[Stored data entries]
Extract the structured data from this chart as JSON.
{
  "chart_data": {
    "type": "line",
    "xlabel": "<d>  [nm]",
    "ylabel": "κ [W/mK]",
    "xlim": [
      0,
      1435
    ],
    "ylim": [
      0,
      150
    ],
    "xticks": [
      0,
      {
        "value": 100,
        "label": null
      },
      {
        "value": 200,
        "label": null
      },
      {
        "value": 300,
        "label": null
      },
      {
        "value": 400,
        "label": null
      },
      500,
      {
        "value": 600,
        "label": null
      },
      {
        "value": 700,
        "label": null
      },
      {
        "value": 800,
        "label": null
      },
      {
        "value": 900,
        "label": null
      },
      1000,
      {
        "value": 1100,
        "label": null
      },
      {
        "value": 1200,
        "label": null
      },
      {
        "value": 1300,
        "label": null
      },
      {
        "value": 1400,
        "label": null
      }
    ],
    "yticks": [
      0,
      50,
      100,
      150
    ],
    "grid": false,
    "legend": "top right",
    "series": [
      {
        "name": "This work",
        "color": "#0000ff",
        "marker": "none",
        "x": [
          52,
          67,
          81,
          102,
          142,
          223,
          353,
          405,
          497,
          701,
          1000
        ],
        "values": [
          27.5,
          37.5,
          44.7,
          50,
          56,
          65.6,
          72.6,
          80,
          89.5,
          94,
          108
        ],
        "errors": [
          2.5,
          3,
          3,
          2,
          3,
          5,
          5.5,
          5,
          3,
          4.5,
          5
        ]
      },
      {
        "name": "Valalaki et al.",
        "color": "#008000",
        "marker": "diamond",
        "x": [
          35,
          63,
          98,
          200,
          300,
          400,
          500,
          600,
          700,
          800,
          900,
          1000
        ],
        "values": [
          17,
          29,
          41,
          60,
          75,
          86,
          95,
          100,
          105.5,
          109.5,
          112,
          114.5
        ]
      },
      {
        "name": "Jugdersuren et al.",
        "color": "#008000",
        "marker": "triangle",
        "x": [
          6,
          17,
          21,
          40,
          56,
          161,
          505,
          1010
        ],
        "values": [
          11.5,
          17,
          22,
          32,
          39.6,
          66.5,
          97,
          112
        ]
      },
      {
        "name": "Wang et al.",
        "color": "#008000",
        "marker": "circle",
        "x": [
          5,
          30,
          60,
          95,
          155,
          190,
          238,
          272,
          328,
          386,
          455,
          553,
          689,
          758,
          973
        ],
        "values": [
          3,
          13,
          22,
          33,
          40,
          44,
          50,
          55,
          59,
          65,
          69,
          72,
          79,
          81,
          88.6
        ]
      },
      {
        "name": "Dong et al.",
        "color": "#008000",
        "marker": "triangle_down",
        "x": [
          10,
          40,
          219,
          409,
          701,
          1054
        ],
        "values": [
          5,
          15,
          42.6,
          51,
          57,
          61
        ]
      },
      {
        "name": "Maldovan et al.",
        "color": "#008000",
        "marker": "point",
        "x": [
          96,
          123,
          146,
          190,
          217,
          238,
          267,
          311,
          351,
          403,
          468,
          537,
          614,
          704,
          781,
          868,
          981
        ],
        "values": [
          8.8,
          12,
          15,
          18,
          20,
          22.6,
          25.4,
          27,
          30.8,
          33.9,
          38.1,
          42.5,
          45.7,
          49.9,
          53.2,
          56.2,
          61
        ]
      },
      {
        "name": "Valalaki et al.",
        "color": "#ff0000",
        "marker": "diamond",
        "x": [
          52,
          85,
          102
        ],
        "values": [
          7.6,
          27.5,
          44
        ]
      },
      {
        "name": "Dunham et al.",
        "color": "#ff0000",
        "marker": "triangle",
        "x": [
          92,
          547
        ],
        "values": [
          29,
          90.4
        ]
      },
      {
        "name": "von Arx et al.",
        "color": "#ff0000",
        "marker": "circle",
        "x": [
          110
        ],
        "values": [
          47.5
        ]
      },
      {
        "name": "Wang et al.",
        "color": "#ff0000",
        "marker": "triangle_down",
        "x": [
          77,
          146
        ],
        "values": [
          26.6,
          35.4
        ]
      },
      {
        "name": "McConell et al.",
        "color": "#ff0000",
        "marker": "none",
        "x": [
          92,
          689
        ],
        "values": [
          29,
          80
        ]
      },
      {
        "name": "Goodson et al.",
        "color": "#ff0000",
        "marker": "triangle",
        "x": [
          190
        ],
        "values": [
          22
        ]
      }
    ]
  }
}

What needs to be done ::
Print again each line of the listing above, exactly as it appears.

Correct output ::
Extract the structured data from this chart as JSON.
{
  "chart_data": {
    "type": "line",
    "xlabel": "<d>  [nm]",
    "ylabel": "κ [W/mK]",
    "xlim": [
      0,
      1435
    ],
    "ylim": [
      0,
      150
    ],
    "xticks": [
      0,
      {
        "value": 100,
        "label": null
      },
      {
        "value": 200,
        "label": null
      },
      {
        "value": 300,
        "label": null
      },
      {
        "value": 400,
        "label": null
      },
      500,
      {
        "value": 600,
        "label": null
      },
      {
        "value": 700,
        "label": null
      },
      {
        "value": 800,
        "label": null
      },
      {
        "value": 900,
        "label": null
      },
      1000,
      {
        "value": 1100,
        "label": null
      },
      {
        "value": 1200,
        "label": null
      },
      {
        "value": 1300,
        "label": null
      },
      {
        "value": 1400,
        "label": null
      }
    ],
    "yticks": [
      0,
      50,
      100,
      150
    ],
    "grid": false,
    "legend": "top right",
    "series": [
      {
        "name": "This work",
        "color": "#0000ff",
        "marker": "none",
        "x": [
          52,
          67,
          81,
          102,
          142,
          223,
          353,
          405,
          497,
          701,
          1000
        ],
        "values": [
          27.5,
          37.5,
          44.7,
          50,
          56,
          65.6,
          72.6,
          80,
          89.5,
          94,
          108
        ],
        "errors": [
          2.5,
          3,
          3,
          2,
          3,
          5,
          5.5,
          5,
          3,
          4.5,
          5
        ]
      },
      {
        "name": "Valalaki et al.",
        "color": "#008000",
        "marker": "diamond",
        "x": [
          35,
          63,
          98,
          200,
          300,
          400,
          500,
          600,
          700,
          800,
          900,
          1000
        ],
        "values": [
          17,
          29,
          41,
          60,
          75,
          86,
          95,
          100,
          105.5,
          109.5,
          112,
          114.5
        ]
      },
      {
        "name": "Jugdersuren et al.",
        "color": "#008000",
        "marker": "triangle",
        "x": [
          6,
          17,
          21,
          40,
          56,
          161,
          505,
          1010
        ],
        "values": [
          11.5,
          17,
          22,
          32,
          39.6,
          66.5,
          97,
          112
        ]
      },
      {
        "name": "Wang et al.",
        "color": "#008000",
        "marker": "circle",
        "x": [
          5,
          30,
          60,
          95,
          155,
          190,
          238,
          272,
          328,
          386,
          455,
          553,
          689,
          758,
          973
        ],
        "values": [
          3,
          13,
          22,
          33,
          40,
          44,
          50,
          55,
          59,
          65,
          69,
          72,
          79,
          81,
          88.6
        ]
      },
      {
        "name": "Dong et al.",
        "color": "#008000",
        "marker": "triangle_down",
        "x": [
          10,
          40,
          219,
          409,
          701,
          1054
        ],
        "values": [
          5,
          15,
          42.6,
          51,
          57,
          61
        ]
      },
      {
        "name": "Maldovan et al.",
        "color": "#008000",
        "marker": "point",
        "x": [
          96,
          123,
          146,
          190,
          217,
          238,
          267,
          311,
          351,
          403,
          468,
          537,
          614,
          704,
          781,
          868,
          981
        ],
        "values": [
          8.8,
          12,
          15,
          18,
          20,
          22.6,
          25.4,
          27,
          30.8,
          33.9,
          38.1,
          42.5,
          45.7,
          49.9,
          53.2,
          56.2,
          61
        ]
      },
      {
        "name": "Valalaki et al.",
        "color": "#ff0000",
        "marker": "diamond",
        "x": [
          52,
          85,
          102
        ],
        "values": [
          7.6,
          27.5,
          44
        ]
      },
      {
        "name": "Dunham et al.",
        "color": "#ff0000",
        "marker": "triangle",
        "x": [
          92,
          547
        ],
        "values": [
          29,
          90.4
        ]
      },
      {
        "name": "von Arx et al.",
        "color": "#ff0000",
        "marker": "circle",
        "x": [
          110
        ],
        "values": [
          47.5
        ]
      },
      {
        "name": "Wang et al.",
        "color": "#ff0000",
        "marker": "triangle_down",
        "x": [
          77,
          146
        ],
        "values": [
          26.6,
          35.4
        ]
      },
      {
        "name": "McConell et al.",
        "color": "#ff0000",
        "marker": "none",
        "x": [
          92,
          689
        ],
        "values": [
          29,
          80
        ]
      },
      {
        "name": "Goodson et al.",
        "color": "#ff0000",
        "marker": "triangle",
        "x": [
          190
        ],
        "values": [
          22
        ]
      }
    ]
  }
}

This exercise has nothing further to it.